The task
Repeat every entry word for word, but leave the images out of your copy.

*-*-*

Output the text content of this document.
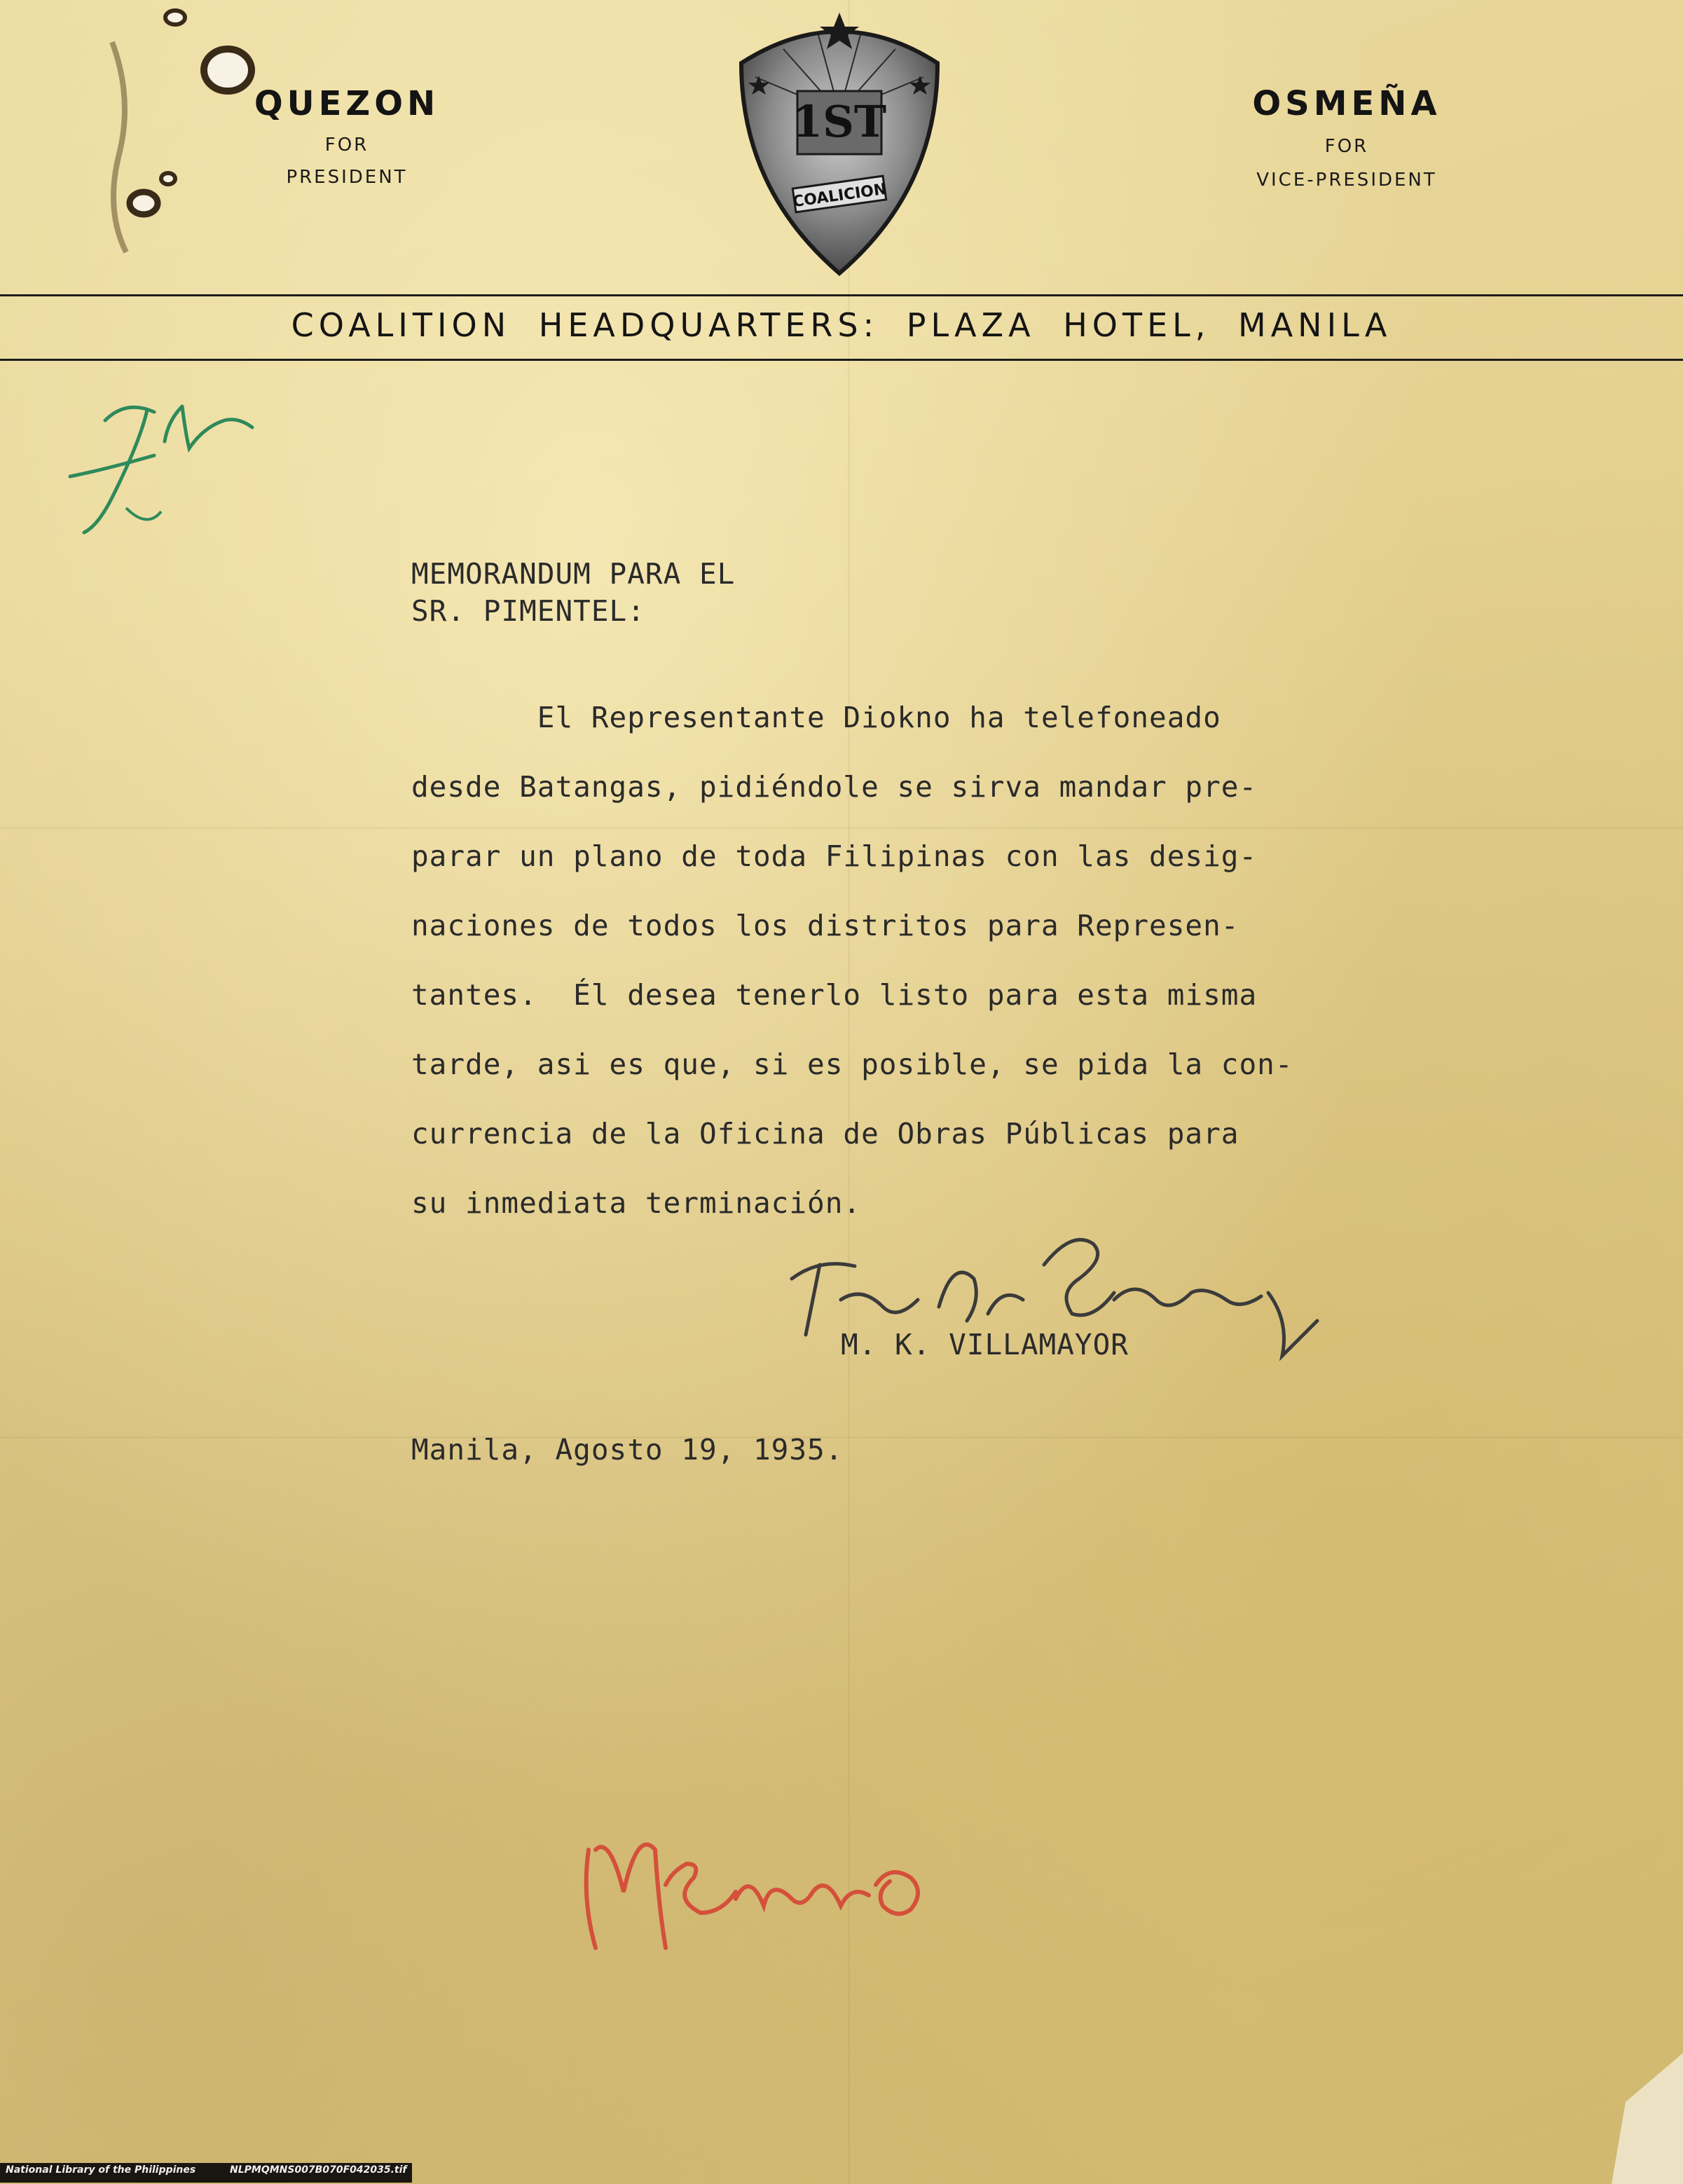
QUEZON
FOR
PRESIDENT
OSMEÑA
FOR
VICE-PRESIDENT
1ST
COALICION
COALITION HEADQUARTERS: PLAZA HOTEL, MANILA
MEMORANDUM PARA EL
SR. PIMENTEL:
El Representante Diokno ha telefoneado
desde Batangas, pidiéndole se sirva mandar pre-
parar un plano de toda Filipinas con las desig-
naciones de todos los distritos para Represen-
tantes.  Él desea tenerlo listo para esta misma
tarde, asi es que, si es posible, se pida la con-
currencia de la Oficina de Obras Públicas para
su inmediata terminación.
M. K. VILLAMAYOR
Manila, Agosto 19, 1935.
National Library of the Philippines	NLPMQMNS007B070F042035.tif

*-*-*

Result of this exercise
Output the text content of this document.
QUEZON
FOR
PRESIDENT
OSMEÑA
FOR
VICE-PRESIDENT
1ST
COALICION
COALITION HEADQUARTERS: PLAZA HOTEL, MANILA
MEMORANDUM PARA EL
SR. PIMENTEL:
El Representante Diokno ha telefoneado
desde Batangas, pidiéndole se sirva mandar pre-
parar un plano de toda Filipinas con las desig-
naciones de todos los distritos para Represen-
tantes.  Él desea tenerlo listo para esta misma
tarde, asi es que, si es posible, se pida la con-
currencia de la Oficina de Obras Públicas para
su inmediata terminación.
M. K. VILLAMAYOR
Manila, Agosto 19, 1935.
National Library of the Philippines	NLPMQMNS007B070F042035.tif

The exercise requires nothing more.